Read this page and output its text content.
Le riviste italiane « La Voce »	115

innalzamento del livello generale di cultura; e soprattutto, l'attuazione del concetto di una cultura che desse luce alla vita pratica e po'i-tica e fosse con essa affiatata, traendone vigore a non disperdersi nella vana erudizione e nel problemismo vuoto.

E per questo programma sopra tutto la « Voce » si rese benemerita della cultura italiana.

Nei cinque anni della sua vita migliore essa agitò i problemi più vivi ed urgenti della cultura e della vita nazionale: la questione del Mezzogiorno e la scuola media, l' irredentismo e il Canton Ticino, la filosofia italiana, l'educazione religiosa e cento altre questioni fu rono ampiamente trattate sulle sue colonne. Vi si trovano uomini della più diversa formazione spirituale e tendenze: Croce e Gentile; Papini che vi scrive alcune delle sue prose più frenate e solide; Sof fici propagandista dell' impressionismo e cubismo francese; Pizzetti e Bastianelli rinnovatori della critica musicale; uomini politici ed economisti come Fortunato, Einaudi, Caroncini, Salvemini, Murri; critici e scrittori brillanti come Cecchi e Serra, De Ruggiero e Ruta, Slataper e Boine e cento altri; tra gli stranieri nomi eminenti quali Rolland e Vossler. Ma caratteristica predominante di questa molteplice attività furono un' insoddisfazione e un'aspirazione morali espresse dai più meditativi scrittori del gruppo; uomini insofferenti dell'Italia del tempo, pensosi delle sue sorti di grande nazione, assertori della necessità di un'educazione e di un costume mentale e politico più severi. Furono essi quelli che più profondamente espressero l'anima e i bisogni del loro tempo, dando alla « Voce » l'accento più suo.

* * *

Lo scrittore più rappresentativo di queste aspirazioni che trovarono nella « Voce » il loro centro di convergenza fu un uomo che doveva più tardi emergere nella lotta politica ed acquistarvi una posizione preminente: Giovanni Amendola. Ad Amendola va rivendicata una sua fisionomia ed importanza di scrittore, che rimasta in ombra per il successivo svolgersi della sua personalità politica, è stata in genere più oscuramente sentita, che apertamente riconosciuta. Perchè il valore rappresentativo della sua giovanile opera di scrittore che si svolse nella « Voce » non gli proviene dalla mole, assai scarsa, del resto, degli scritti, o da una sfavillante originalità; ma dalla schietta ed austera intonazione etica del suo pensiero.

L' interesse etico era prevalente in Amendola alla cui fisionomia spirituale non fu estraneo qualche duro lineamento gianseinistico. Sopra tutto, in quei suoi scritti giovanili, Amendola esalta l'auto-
----------------
### GOAL OF THE EXERCISE
Retype the listing above in full, with no alterations.

### THE RESPONSE
Read this page and output its text content.
Le riviste italiane « La Voce »	115

innalzamento del livello generale di cultura; e soprattutto, l'attuazione del concetto di una cultura che desse luce alla vita pratica e po'i-tica e fosse con essa affiatata, traendone vigore a non disperdersi nella vana erudizione e nel problemismo vuoto.

E per questo programma sopra tutto la « Voce » si rese benemerita della cultura italiana.

Nei cinque anni della sua vita migliore essa agitò i problemi più vivi ed urgenti della cultura e della vita nazionale: la questione del Mezzogiorno e la scuola media, l' irredentismo e il Canton Ticino, la filosofia italiana, l'educazione religiosa e cento altre questioni fu rono ampiamente trattate sulle sue colonne. Vi si trovano uomini della più diversa formazione spirituale e tendenze: Croce e Gentile; Papini che vi scrive alcune delle sue prose più frenate e solide; Sof fici propagandista dell' impressionismo e cubismo francese; Pizzetti e Bastianelli rinnovatori della critica musicale; uomini politici ed economisti come Fortunato, Einaudi, Caroncini, Salvemini, Murri; critici e scrittori brillanti come Cecchi e Serra, De Ruggiero e Ruta, Slataper e Boine e cento altri; tra gli stranieri nomi eminenti quali Rolland e Vossler. Ma caratteristica predominante di questa molteplice attività furono un' insoddisfazione e un'aspirazione morali espresse dai più meditativi scrittori del gruppo; uomini insofferenti dell'Italia del tempo, pensosi delle sue sorti di grande nazione, assertori della necessità di un'educazione e di un costume mentale e politico più severi. Furono essi quelli che più profondamente espressero l'anima e i bisogni del loro tempo, dando alla « Voce » l'accento più suo.

* * *

Lo scrittore più rappresentativo di queste aspirazioni che trovarono nella « Voce » il loro centro di convergenza fu un uomo che doveva più tardi emergere nella lotta politica ed acquistarvi una posizione preminente: Giovanni Amendola. Ad Amendola va rivendicata una sua fisionomia ed importanza di scrittore, che rimasta in ombra per il successivo svolgersi della sua personalità politica, è stata in genere più oscuramente sentita, che apertamente riconosciuta. Perchè il valore rappresentativo della sua giovanile opera di scrittore che si svolse nella « Voce » non gli proviene dalla mole, assai scarsa, del resto, degli scritti, o da una sfavillante originalità; ma dalla schietta ed austera intonazione etica del suo pensiero.

L' interesse etico era prevalente in Amendola alla cui fisionomia spirituale non fu estraneo qualche duro lineamento gianseinistico. Sopra tutto, in quei suoi scritti giovanili, Amendola esalta l'auto-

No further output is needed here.